Reproduce all entries verbatim, with nothing added or dropped.

━━ DATASET ENTRIES ━━

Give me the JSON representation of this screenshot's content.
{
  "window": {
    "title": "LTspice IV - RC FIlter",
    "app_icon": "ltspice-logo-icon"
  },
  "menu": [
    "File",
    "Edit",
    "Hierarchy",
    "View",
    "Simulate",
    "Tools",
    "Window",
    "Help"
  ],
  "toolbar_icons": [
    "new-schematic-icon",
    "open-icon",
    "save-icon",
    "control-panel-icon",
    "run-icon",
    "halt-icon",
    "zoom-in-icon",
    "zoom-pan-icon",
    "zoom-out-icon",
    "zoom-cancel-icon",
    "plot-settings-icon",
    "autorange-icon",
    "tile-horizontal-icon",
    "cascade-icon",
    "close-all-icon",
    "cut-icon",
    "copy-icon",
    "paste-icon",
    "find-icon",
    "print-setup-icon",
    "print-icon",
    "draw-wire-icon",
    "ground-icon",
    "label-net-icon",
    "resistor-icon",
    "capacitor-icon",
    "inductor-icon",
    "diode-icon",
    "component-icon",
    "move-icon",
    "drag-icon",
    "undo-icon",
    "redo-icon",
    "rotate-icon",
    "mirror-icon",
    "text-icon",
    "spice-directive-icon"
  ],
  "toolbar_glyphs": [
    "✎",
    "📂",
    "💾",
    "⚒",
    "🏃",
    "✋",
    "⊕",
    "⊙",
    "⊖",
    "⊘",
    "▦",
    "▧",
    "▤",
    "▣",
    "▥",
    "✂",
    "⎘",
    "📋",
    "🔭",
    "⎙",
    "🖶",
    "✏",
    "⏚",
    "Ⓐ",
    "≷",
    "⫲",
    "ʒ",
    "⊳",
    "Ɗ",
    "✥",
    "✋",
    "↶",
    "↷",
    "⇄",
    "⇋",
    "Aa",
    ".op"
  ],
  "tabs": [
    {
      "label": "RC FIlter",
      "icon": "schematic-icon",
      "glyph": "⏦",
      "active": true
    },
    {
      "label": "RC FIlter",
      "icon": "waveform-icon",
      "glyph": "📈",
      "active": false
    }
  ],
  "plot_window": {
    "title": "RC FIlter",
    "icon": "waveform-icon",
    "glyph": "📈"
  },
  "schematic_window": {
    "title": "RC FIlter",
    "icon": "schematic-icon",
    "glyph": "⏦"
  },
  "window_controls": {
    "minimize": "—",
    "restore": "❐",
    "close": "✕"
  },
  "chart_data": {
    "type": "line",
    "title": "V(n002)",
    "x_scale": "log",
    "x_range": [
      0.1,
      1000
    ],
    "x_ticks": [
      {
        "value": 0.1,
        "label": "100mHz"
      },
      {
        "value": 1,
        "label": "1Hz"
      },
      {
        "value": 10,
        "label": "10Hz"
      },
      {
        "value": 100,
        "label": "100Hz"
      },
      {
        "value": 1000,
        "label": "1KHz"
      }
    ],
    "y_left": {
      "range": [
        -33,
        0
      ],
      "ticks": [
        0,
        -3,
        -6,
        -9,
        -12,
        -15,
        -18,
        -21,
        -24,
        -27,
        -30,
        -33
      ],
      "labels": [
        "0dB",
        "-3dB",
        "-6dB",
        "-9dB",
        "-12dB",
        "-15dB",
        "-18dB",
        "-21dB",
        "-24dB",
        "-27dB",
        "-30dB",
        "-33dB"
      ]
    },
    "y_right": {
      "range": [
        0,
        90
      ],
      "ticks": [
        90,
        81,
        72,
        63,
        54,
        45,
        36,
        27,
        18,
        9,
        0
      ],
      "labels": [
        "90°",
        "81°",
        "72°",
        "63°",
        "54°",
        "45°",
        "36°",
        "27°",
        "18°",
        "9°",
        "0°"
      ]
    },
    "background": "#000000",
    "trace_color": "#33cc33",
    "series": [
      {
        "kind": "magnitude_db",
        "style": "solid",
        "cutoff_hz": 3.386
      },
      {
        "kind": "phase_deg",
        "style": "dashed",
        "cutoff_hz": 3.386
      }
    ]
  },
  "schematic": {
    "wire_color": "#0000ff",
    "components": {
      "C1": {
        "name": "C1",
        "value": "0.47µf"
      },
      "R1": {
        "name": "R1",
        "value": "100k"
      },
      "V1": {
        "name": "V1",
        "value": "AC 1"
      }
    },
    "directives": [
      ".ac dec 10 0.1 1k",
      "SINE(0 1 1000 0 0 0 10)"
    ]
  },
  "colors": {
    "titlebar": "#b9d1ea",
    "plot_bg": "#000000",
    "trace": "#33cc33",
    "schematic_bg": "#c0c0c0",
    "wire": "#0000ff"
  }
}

━━━

> OUTPUT
Give me the JSON representation of this screenshot's content.
{
  "window": {
    "title": "LTspice IV - RC FIlter",
    "app_icon": "ltspice-logo-icon"
  },
  "menu": [
    "File",
    "Edit",
    "Hierarchy",
    "View",
    "Simulate",
    "Tools",
    "Window",
    "Help"
  ],
  "toolbar_icons": [
    "new-schematic-icon",
    "open-icon",
    "save-icon",
    "control-panel-icon",
    "run-icon",
    "halt-icon",
    "zoom-in-icon",
    "zoom-pan-icon",
    "zoom-out-icon",
    "zoom-cancel-icon",
    "plot-settings-icon",
    "autorange-icon",
    "tile-horizontal-icon",
    "cascade-icon",
    "close-all-icon",
    "cut-icon",
    "copy-icon",
    "paste-icon",
    "find-icon",
    "print-setup-icon",
    "print-icon",
    "draw-wire-icon",
    "ground-icon",
    "label-net-icon",
    "resistor-icon",
    "capacitor-icon",
    "inductor-icon",
    "diode-icon",
    "component-icon",
    "move-icon",
    "drag-icon",
    "undo-icon",
    "redo-icon",
    "rotate-icon",
    "mirror-icon",
    "text-icon",
    "spice-directive-icon"
  ],
  "toolbar_glyphs": [
    "✎",
    "📂",
    "💾",
    "⚒",
    "🏃",
    "✋",
    "⊕",
    "⊙",
    "⊖",
    "⊘",
    "▦",
    "▧",
    "▤",
    "▣",
    "▥",
    "✂",
    "⎘",
    "📋",
    "🔭",
    "⎙",
    "🖶",
    "✏",
    "⏚",
    "Ⓐ",
    "≷",
    "⫲",
    "ʒ",
    "⊳",
    "Ɗ",
    "✥",
    "✋",
    "↶",
    "↷",
    "⇄",
    "⇋",
    "Aa",
    ".op"
  ],
  "tabs": [
    {
      "label": "RC FIlter",
      "icon": "schematic-icon",
      "glyph": "⏦",
      "active": true
    },
    {
      "label": "RC FIlter",
      "icon": "waveform-icon",
      "glyph": "📈",
      "active": false
    }
  ],
  "plot_window": {
    "title": "RC FIlter",
    "icon": "waveform-icon",
    "glyph": "📈"
  },
  "schematic_window": {
    "title": "RC FIlter",
    "icon": "schematic-icon",
    "glyph": "⏦"
  },
  "window_controls": {
    "minimize": "—",
    "restore": "❐",
    "close": "✕"
  },
  "chart_data": {
    "type": "line",
    "title": "V(n002)",
    "x_scale": "log",
    "x_range": [
      0.1,
      1000
    ],
    "x_ticks": [
      {
        "value": 0.1,
        "label": "100mHz"
      },
      {
        "value": 1,
        "label": "1Hz"
      },
      {
        "value": 10,
        "label": "10Hz"
      },
      {
        "value": 100,
        "label": "100Hz"
      },
      {
        "value": 1000,
        "label": "1KHz"
      }
    ],
    "y_left": {
      "range": [
        -33,
        0
      ],
      "ticks": [
        0,
        -3,
        -6,
        -9,
        -12,
        -15,
        -18,
        -21,
        -24,
        -27,
        -30,
        -33
      ],
      "labels": [
        "0dB",
        "-3dB",
        "-6dB",
        "-9dB",
        "-12dB",
        "-15dB",
        "-18dB",
        "-21dB",
        "-24dB",
        "-27dB",
        "-30dB",
        "-33dB"
      ]
    },
    "y_right": {
      "range": [
        0,
        90
      ],
      "ticks": [
        90,
        81,
        72,
        63,
        54,
        45,
        36,
        27,
        18,
        9,
        0
      ],
      "labels": [
        "90°",
        "81°",
        "72°",
        "63°",
        "54°",
        "45°",
        "36°",
        "27°",
        "18°",
        "9°",
        "0°"
      ]
    },
    "background": "#000000",
    "trace_color": "#33cc33",
    "series": [
      {
        "kind": "magnitude_db",
        "style": "solid",
        "cutoff_hz": 3.386
      },
      {
        "kind": "phase_deg",
        "style": "dashed",
        "cutoff_hz": 3.386
      }
    ]
  },
  "schematic": {
    "wire_color": "#0000ff",
    "components": {
      "C1": {
        "name": "C1",
        "value": "0.47µf"
      },
      "R1": {
        "name": "R1",
        "value": "100k"
      },
      "V1": {
        "name": "V1",
        "value": "AC 1"
      }
    },
    "directives": [
      ".ac dec 10 0.1 1k",
      "SINE(0 1 1000 0 0 0 10)"
    ]
  },
  "colors": {
    "titlebar": "#b9d1ea",
    "plot_bg": "#000000",
    "trace": "#33cc33",
    "schematic_bg": "#c0c0c0",
    "wire": "#0000ff"
  }
}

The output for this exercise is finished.